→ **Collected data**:
+++++

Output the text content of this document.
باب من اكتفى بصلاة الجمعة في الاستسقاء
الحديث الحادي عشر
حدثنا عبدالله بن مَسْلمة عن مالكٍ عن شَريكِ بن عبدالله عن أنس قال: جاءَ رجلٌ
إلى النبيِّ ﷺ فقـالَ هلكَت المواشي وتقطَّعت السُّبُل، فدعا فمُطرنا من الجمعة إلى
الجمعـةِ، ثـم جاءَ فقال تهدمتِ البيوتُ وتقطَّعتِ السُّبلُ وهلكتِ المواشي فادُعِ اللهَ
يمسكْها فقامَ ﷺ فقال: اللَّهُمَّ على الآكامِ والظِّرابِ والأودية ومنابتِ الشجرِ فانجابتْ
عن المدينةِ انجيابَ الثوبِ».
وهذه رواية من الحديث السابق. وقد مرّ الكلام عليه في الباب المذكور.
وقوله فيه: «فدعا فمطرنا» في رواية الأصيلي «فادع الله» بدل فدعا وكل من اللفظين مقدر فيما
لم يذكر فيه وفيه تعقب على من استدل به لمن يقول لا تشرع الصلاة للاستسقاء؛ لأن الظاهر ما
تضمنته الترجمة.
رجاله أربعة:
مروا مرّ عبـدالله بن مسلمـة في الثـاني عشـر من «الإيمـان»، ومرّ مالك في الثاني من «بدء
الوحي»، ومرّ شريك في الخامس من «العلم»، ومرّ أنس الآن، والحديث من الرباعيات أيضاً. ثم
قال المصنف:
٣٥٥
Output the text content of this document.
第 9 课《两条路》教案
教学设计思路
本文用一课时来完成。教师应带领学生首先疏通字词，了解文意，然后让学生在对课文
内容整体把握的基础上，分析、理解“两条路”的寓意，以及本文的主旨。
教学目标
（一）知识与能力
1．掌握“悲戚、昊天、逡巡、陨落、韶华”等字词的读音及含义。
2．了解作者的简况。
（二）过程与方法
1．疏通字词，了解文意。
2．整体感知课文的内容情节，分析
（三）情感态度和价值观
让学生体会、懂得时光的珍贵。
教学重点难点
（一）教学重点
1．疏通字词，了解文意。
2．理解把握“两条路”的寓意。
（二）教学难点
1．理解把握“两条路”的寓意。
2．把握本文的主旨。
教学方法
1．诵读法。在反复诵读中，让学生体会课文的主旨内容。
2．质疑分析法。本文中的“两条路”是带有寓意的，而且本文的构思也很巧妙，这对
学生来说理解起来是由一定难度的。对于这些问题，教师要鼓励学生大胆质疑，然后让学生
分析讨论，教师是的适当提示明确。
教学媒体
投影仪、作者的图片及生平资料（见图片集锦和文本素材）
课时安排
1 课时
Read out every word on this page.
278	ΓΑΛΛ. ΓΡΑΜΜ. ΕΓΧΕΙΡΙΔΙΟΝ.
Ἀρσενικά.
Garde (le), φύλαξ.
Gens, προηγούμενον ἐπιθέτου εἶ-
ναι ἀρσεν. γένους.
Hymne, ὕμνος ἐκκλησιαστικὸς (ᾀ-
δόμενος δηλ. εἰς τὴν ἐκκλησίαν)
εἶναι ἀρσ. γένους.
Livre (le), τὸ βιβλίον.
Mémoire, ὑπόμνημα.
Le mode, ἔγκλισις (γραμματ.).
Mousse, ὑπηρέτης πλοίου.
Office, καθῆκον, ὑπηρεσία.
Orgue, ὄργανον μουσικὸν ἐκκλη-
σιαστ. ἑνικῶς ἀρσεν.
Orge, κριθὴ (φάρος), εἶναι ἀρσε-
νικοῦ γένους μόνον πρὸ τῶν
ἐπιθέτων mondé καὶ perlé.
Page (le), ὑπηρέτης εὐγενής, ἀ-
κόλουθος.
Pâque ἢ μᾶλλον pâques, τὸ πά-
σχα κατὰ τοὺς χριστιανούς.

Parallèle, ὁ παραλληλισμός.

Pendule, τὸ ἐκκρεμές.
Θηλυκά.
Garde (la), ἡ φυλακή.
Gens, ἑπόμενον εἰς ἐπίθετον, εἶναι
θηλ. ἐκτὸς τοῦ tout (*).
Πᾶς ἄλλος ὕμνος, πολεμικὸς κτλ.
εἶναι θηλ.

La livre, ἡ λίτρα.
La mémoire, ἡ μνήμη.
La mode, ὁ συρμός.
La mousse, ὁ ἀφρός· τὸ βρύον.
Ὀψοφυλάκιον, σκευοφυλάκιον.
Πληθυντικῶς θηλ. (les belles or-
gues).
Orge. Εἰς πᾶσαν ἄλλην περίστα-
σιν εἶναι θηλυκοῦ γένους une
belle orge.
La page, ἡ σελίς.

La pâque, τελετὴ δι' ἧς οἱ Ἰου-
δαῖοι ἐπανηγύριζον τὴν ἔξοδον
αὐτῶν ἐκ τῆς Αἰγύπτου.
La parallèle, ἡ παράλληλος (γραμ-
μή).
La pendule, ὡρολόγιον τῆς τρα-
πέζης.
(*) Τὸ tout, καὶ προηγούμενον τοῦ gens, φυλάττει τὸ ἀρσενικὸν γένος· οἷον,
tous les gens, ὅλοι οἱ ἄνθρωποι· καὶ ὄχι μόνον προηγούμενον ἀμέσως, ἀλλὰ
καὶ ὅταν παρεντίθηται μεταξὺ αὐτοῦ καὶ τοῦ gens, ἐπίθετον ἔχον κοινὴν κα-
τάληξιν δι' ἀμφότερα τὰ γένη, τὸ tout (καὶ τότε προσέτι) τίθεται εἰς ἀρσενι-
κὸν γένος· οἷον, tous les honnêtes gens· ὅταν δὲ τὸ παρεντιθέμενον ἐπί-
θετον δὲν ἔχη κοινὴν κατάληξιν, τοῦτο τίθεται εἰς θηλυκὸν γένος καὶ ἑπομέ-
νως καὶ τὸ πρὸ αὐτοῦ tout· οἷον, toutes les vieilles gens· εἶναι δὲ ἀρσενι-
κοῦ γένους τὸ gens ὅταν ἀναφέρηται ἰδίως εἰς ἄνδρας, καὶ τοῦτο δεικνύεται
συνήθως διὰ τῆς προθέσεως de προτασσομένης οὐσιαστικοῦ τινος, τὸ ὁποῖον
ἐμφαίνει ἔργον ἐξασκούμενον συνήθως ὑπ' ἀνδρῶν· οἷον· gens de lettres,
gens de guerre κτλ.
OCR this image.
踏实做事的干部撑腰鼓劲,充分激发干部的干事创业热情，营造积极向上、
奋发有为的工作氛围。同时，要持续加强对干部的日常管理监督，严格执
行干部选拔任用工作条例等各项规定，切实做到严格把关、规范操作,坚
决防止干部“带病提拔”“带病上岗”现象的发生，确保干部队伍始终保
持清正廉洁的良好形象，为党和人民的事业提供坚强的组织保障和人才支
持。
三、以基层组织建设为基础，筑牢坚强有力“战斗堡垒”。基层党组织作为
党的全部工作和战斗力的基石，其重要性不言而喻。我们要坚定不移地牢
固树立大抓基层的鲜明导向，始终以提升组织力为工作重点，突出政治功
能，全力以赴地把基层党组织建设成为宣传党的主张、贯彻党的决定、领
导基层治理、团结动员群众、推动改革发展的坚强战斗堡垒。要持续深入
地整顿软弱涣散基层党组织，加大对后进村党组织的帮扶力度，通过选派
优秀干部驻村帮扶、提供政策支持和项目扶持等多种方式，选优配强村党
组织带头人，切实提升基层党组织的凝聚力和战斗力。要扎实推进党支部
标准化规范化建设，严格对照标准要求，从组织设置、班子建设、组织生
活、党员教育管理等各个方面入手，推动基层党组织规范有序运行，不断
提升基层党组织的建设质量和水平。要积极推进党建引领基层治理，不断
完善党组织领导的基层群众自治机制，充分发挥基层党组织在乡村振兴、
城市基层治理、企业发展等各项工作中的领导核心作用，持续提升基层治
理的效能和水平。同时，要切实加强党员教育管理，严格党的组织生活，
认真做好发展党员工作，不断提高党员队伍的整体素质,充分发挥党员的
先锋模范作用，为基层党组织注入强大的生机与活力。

+++++

→ **What the exercise asks**:
Report only how many lines in the listing contain the string "الجمعة".

→ **Result for this exercise**:
2